Given exercise
Using the listing below, select the lines with the word "exercice" and copy them.

Task data
%%
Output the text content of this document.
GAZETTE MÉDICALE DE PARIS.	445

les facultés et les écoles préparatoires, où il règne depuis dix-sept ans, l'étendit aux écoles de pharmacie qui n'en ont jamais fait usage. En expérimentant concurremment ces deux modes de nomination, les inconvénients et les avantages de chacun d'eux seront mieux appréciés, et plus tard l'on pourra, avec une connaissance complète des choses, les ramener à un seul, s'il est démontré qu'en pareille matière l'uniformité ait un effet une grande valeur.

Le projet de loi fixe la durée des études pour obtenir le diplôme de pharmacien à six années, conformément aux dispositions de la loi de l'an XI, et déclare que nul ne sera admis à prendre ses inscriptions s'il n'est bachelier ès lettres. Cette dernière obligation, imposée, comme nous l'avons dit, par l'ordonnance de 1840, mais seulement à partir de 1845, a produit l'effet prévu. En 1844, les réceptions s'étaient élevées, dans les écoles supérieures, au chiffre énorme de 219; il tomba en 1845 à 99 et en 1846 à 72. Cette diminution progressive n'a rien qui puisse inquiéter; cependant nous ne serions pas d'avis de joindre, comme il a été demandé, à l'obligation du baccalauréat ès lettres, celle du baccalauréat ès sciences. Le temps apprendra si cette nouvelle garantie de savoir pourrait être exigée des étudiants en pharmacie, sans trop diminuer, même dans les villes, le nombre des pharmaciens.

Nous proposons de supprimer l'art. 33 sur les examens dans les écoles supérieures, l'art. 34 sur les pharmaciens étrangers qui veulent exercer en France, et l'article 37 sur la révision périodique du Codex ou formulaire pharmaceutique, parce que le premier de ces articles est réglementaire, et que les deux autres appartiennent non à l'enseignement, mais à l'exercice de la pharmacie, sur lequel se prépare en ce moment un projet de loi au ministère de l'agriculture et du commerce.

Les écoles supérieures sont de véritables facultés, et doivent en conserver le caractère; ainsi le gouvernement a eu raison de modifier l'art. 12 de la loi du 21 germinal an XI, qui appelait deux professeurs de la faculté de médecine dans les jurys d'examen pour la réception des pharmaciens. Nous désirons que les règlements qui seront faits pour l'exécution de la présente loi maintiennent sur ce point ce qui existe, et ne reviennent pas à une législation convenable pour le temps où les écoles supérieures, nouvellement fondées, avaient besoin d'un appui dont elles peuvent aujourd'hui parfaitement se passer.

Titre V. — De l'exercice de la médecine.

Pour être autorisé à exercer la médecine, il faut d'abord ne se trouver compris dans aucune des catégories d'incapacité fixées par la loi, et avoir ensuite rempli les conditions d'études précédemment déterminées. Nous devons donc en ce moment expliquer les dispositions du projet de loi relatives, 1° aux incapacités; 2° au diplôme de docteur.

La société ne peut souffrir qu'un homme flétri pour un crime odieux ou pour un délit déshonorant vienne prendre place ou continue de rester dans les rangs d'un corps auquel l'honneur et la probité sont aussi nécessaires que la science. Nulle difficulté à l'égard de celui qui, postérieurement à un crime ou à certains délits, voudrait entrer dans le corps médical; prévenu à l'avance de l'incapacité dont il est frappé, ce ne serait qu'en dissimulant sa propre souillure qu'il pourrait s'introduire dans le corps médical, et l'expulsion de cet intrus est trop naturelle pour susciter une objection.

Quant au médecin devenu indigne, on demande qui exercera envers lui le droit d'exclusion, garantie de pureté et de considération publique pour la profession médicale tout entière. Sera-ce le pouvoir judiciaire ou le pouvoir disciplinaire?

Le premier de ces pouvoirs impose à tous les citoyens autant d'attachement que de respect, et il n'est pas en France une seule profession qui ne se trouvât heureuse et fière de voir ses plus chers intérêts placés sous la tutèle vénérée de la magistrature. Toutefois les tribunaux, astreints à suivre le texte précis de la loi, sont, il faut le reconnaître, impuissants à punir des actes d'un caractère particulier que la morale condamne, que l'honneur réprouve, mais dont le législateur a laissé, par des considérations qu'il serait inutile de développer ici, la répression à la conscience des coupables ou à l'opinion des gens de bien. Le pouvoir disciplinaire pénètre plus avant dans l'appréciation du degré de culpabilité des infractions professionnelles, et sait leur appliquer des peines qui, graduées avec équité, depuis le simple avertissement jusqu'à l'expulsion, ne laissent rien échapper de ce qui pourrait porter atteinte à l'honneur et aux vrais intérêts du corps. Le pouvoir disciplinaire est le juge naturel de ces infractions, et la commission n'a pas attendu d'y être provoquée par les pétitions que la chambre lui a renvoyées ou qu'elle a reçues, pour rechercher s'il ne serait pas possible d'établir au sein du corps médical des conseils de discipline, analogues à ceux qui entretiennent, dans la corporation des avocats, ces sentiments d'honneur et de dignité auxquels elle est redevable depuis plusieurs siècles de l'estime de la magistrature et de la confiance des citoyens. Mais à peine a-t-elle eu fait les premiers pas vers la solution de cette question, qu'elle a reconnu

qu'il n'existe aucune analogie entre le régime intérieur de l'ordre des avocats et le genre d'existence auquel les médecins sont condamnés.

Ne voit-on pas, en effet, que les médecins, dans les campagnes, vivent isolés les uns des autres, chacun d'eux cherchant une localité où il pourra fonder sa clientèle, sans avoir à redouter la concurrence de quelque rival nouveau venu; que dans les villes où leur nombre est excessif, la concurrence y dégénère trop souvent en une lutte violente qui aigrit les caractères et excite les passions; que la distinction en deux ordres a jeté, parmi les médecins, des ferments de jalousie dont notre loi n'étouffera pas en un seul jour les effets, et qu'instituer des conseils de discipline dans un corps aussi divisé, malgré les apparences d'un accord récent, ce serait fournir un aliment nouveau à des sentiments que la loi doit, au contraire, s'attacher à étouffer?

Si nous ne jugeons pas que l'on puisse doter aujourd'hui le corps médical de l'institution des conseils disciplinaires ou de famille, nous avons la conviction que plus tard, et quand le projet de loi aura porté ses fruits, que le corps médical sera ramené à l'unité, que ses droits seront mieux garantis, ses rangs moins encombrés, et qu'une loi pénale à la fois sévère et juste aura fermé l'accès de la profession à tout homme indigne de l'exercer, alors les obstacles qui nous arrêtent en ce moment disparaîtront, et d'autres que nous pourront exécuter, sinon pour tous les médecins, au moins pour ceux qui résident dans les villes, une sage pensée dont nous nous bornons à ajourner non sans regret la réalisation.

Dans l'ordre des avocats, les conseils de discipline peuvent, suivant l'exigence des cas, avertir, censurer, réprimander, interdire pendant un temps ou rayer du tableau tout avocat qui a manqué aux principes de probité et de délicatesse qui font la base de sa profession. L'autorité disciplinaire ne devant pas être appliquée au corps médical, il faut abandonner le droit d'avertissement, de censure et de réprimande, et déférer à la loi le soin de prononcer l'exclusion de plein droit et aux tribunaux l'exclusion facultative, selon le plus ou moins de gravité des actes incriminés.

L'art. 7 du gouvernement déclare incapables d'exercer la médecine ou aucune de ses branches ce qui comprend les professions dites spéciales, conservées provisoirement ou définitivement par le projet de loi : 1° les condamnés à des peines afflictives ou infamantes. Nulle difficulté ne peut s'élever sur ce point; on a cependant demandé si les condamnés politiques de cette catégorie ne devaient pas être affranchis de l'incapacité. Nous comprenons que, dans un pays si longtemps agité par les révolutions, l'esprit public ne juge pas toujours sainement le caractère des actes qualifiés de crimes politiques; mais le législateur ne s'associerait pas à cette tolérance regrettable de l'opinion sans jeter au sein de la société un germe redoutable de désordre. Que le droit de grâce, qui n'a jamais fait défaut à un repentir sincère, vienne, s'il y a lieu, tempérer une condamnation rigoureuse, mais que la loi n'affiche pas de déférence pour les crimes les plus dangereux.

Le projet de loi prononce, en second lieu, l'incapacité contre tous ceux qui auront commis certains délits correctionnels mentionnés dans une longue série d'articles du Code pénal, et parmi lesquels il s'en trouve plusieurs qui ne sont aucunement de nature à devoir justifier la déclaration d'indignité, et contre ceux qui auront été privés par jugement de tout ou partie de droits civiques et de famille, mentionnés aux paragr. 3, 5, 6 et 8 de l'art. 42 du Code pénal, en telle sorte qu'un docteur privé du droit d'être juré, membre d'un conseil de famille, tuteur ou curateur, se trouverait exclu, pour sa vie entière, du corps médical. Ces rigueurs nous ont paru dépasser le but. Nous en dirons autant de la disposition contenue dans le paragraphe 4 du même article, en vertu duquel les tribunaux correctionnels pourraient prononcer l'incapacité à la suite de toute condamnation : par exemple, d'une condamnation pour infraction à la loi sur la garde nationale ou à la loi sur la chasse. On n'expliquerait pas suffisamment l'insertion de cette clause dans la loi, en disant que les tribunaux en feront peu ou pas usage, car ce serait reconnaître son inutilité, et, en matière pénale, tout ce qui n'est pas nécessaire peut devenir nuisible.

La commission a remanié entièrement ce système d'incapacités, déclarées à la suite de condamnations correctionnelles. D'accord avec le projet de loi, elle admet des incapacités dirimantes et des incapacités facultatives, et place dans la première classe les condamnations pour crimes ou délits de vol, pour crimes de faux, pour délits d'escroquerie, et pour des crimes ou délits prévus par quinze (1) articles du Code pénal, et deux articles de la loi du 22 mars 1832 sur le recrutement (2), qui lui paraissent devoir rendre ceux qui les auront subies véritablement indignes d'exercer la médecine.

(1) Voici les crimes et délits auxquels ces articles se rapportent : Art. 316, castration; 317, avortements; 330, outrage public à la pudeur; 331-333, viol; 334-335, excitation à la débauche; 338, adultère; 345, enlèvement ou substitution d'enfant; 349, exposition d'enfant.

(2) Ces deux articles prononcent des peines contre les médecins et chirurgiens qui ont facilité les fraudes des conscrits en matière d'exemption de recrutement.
%%
Solution to the exercise
Nous proposons de supprimer l'art. 33 sur les examens dans les écoles supérieures, l'art. 34 sur les pharmaciens étrangers qui veulent exercer en France, et l'article 37 sur la révision périodique du Codex ou formulaire pharmaceutique, parce que le premier de ces articles est réglementaire, et que les deux autres appartiennent non à l'enseignement, mais à l'exercice de la pharmacie, sur lequel se prépare en ce moment un projet de loi au ministère de l'agriculture et du commerce.
Titre V. — De l'exercice de la médecine.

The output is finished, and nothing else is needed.